»»

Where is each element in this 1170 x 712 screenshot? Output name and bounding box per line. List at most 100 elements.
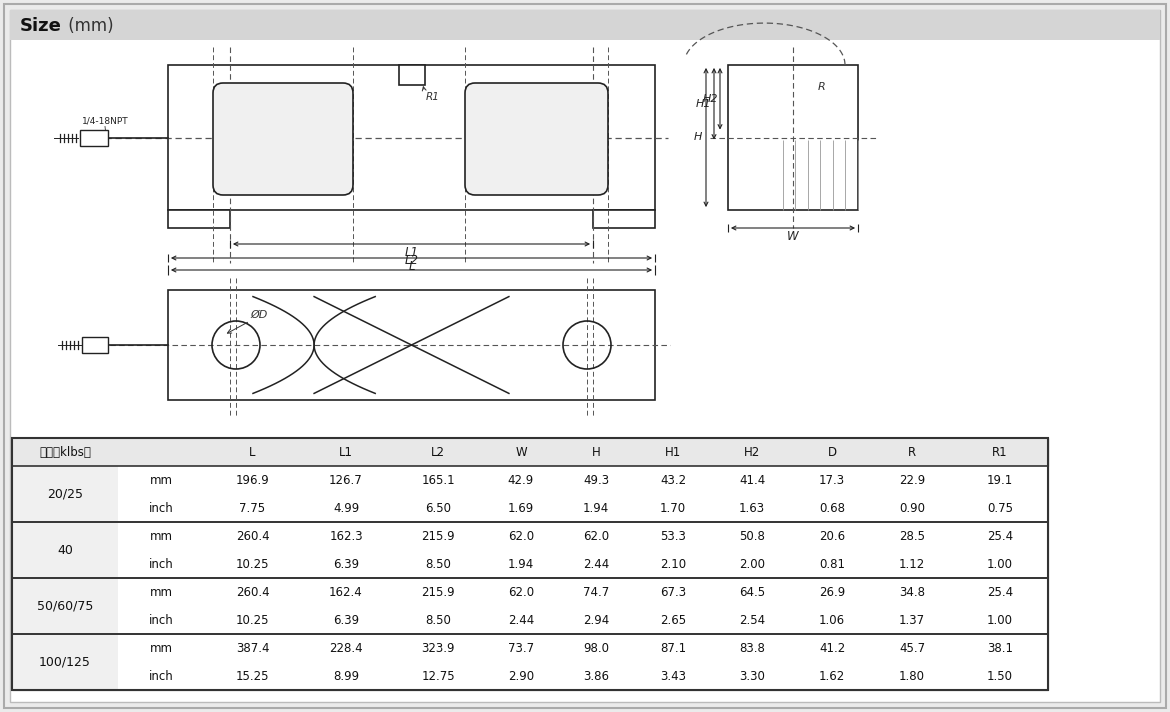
Text: mm: mm [150,473,173,486]
Text: 10.25: 10.25 [235,614,269,627]
Bar [728,65,858,210]
Bar [11,10,1159,40]
Text: 20.6: 20.6 [819,530,845,543]
Text: L: L [408,259,414,273]
Text: 41.4: 41.4 [739,473,765,486]
Bar [118,634,1048,662]
Text: H2: H2 [744,446,760,459]
Text: 34.8: 34.8 [899,585,925,599]
Text: 26.9: 26.9 [819,585,845,599]
Bar [12,438,1048,466]
Text: 62.0: 62.0 [508,530,534,543]
Bar [118,466,1048,494]
Bar [118,522,1048,550]
Bar [168,65,655,210]
Bar [118,494,1048,522]
Text: 2.44: 2.44 [583,557,610,570]
Text: 3.30: 3.30 [739,669,765,683]
Text: H1: H1 [695,99,711,109]
Text: 387.4: 387.4 [235,642,269,654]
Text: R1: R1 [992,446,1007,459]
Text: 1.70: 1.70 [660,501,686,515]
Bar [12,634,1048,690]
Bar [118,550,1048,578]
Text: H: H [592,446,600,459]
Text: 1.94: 1.94 [583,501,610,515]
Text: 0.75: 0.75 [987,501,1013,515]
Text: 260.4: 260.4 [235,585,269,599]
Text: 42.9: 42.9 [508,473,535,486]
Text: 50.8: 50.8 [739,530,765,543]
Text: L1: L1 [339,446,353,459]
Text: 19.1: 19.1 [986,473,1013,486]
Text: 323.9: 323.9 [421,642,455,654]
Bar [12,438,1048,690]
Text: 1.62: 1.62 [819,669,845,683]
Text: 73.7: 73.7 [508,642,534,654]
Text: 8.50: 8.50 [425,614,450,627]
Text: L: L [249,446,256,459]
Text: 25.4: 25.4 [987,530,1013,543]
Text: 74.7: 74.7 [583,585,610,599]
Text: 20/25: 20/25 [47,488,83,501]
Text: 1.50: 1.50 [987,669,1013,683]
Text: 126.7: 126.7 [329,473,363,486]
Bar [12,578,118,634]
Text: inch: inch [149,669,174,683]
Text: 53.3: 53.3 [660,530,686,543]
Text: 2.65: 2.65 [660,614,686,627]
Text: H2: H2 [702,94,718,104]
Text: 83.8: 83.8 [739,642,765,654]
Text: 260.4: 260.4 [235,530,269,543]
Text: R: R [818,82,826,92]
Text: 1.00: 1.00 [987,557,1013,570]
Text: 2.54: 2.54 [739,614,765,627]
Bar [12,466,118,522]
Text: 25.4: 25.4 [987,585,1013,599]
Text: 1.69: 1.69 [508,501,535,515]
Text: 50/60/75: 50/60/75 [36,600,94,612]
Bar [118,662,1048,690]
Bar [80,130,108,145]
Text: 12.75: 12.75 [421,669,455,683]
Text: W: W [787,231,799,244]
Bar [168,210,230,228]
Text: R1: R1 [426,92,440,102]
Text: R: R [908,446,916,459]
Text: 6.39: 6.39 [333,614,359,627]
Bar [12,466,1048,522]
Bar [118,606,1048,634]
Text: 1.80: 1.80 [899,669,925,683]
Text: mm: mm [150,585,173,599]
Text: 2.94: 2.94 [583,614,610,627]
Text: 43.2: 43.2 [660,473,686,486]
Text: 7.75: 7.75 [240,501,266,515]
Text: 41.2: 41.2 [819,642,845,654]
Text: 165.1: 165.1 [421,473,455,486]
Text: W: W [515,446,526,459]
Text: 1/4-18NPT: 1/4-18NPT [82,117,129,126]
Text: H: H [694,132,702,142]
Text: 49.3: 49.3 [583,473,610,486]
Text: 2.44: 2.44 [508,614,535,627]
Text: 64.5: 64.5 [739,585,765,599]
Bar [12,634,118,690]
Bar [168,290,655,400]
Text: 1.12: 1.12 [899,557,925,570]
Text: 1.37: 1.37 [899,614,925,627]
Text: (mm): (mm) [63,17,113,35]
Text: 0.90: 0.90 [899,501,925,515]
Text: Size: Size [20,17,62,35]
Text: mm: mm [150,530,173,543]
Text: 10.25: 10.25 [235,557,269,570]
Bar [593,210,655,228]
Text: 0.68: 0.68 [819,501,845,515]
Text: 22.9: 22.9 [899,473,925,486]
Text: L2: L2 [405,254,419,268]
Text: 100/125: 100/125 [39,656,91,669]
Text: 0.81: 0.81 [819,557,845,570]
Text: 量程（klbs）: 量程（klbs） [39,446,91,459]
Text: H1: H1 [665,446,681,459]
Bar [118,578,1048,606]
Text: inch: inch [149,501,174,515]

««

- Objective:
Could you quote the lines from the one containing "Text: mm: mm [150,473,173,486]" through the one containing "Text: 387.4: 387.4 [235,642,269,654]", both ends included, and only those?

- Finished task:
Text: mm: mm [150,473,173,486]
Text: 10.25: 10.25 [235,614,269,627]
Bar [728,65,858,210]
Bar [11,10,1159,40]
Text: 20.6: 20.6 [819,530,845,543]
Text: L: L [408,259,414,273]
Text: 41.4: 41.4 [739,473,765,486]
Bar [118,634,1048,662]
Text: H2: H2 [744,446,760,459]
Text: 34.8: 34.8 [899,585,925,599]
Text: 26.9: 26.9 [819,585,845,599]
Bar [12,438,1048,466]
Text: 62.0: 62.0 [508,530,534,543]
Bar [118,466,1048,494]
Bar [118,522,1048,550]
Bar [168,65,655,210]
Bar [118,494,1048,522]
Text: 2.44: 2.44 [583,557,610,570]
Text: 3.30: 3.30 [739,669,765,683]
Text: H1: H1 [695,99,711,109]
Text: 387.4: 387.4 [235,642,269,654]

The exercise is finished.